● **Supplied passage**:
--- START ---

Tailwind has no built-in APIs for conditionally applying styles. Instead, it encourages you to embrace whatever framework you're already using to conditionally add or remove utilities for different states of your application.
We can do this in our Next.js application by creating a second URL and page, and refactoring our server navigation to persist across every page of our app. Now we can use the useRouter hook from Next.js to determine which URL is active and use that to apply different styles to our navigation links.
The code for this lesson is divided into two sections, with this you can see the progress on the code.
Instructor: [0:00] Our server link is looking good, but we'll notice over in Discord, these links have two states. One when they're inactive, and we see the hover treatment, and then again, when they're active, this active indicator goes full height, and we don't have the hover effects anymore.
[0:18] To get started on these details, we need to add another server icon to our clone. Let's start by copying our Discord link. We'll put in s1 for server1 like this. We can see, right now, it has the same treatment as our first one. Now, we want to make these links to actual pages. For that, we'll need a new page for server1 here.
[0:45] Let's come over and create a new page, servers1.js. For now, we'll export this simple paragraph tag. To link to this page from our server NAV here, we can come back to our home page.
[1:02] Go ahead and import link from next link, wrap our new div inside of a link with an href of /servers/1, and then turn this div into an <a> tag. With any luck, we should be able to click this and see our new page.
[1:22] If we pop open the address bar, we can see here the URL has changed. Now the problem is, we've lost our persistent server navigation here. We actually want to hoist some of our code here to our route app component, so that it can serve as layout code.
[1:39] Let's grab this route div along with our server selector. Copy that and then over in _app, we can find the page component right here. Paste in our layout code with another closing div. Let's go ahead and move our page component inside of the layout.
[2:02] Now we see we need to grab our Discord item. Let's come back to our index. Copy our icon. Let's also come and grab the link import and paste that up here. We can see our layout here is being rendered twice.
[2:24] That means over in our home page, we actually don't need any of this layout code and our route div doesn't need to be this flex high screen anymore. We can just go ahead and delete that, remove the link, and remove this Discord icon.
[2:39] Now our app looks good again, and if we click this link, we actually see our page here inside of the layout.

--- END ---

● **Extracted data**:
--- START ---

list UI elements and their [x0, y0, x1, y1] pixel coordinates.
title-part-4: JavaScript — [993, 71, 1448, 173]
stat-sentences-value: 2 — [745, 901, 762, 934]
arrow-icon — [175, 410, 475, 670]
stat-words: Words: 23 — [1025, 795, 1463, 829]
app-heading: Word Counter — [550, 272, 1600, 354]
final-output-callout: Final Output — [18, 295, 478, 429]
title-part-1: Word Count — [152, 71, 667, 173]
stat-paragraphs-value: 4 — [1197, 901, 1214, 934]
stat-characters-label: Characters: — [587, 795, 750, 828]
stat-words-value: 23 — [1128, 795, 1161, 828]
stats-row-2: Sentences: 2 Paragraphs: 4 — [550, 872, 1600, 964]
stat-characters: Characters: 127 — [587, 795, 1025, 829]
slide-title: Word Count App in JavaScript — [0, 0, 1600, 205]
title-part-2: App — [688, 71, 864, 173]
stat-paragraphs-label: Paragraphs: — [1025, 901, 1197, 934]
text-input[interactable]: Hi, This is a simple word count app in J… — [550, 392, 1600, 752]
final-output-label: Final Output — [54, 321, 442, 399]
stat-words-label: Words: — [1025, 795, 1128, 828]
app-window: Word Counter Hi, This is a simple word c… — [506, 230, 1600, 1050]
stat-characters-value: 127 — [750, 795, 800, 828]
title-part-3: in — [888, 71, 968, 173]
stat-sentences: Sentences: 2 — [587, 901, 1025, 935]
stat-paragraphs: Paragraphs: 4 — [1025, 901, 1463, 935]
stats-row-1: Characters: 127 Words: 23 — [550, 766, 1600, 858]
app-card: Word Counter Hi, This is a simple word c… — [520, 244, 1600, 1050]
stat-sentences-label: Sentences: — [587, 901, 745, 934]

--- END ---

● **What to do**:
a: According to the Next.js navigation lesson, what does Tailwind have no built-in APIs for?
b: Extend the transcript of the Next.js navigation lesson past its final sentence.
The records are separate material and do not belong to the Next.js navigation lesson.

● **Answers for each item**:
a: Tailwind has no built-in APIs for conditionally applying styles.

b:
[2:47] Let's finish up by turning our first button here into a link to the home page and we'll just repeat the same process. Wrap this in a link. Give it an href of /, and turn this div into an <a> tag. Now both links work.
[3:05] This means that we're ready to use the current URL to conditionally apply styles to each one of these server links in our NAV. To try this out, let's come back to our app, import the useRouter hook from next router. We'll go ahead and get the router right here.
[3:24] Then we'll come down to our anchor tag, turn this class name into an expression, and change these quotes to backticks so that we can use dynamic variables for our class name here. If we embed an expression and we check whether the router.path name is equal to /.
[3:47] Well, that means we're on home page. We'll apply these classes. Otherwise, we'll apply these classes. We can move our Hover classes here, which we only want to apply in the inactive state to this second block.
[4:03] We also want this text grey 100, and this background grey 700, and this rounded class as well. We've moved the particular parts of our treatment for the inactive state to the second half of this ternary expression.
[4:24] With any luck, when we're on servers one, we see our original treatment, but when we click the home link, all that goes away. Now we can actually just apply the actual active treatment based on what's in Discord.
[4:39] That's basically going to be these three classes that we're using with the Hover prefix in the inactive state. We want rounded 2XL, background bland, and text white. Save that, come back to our clone. Now we have the inactive state and then the active state.
[5:00] This is really starting to feel much more like an app.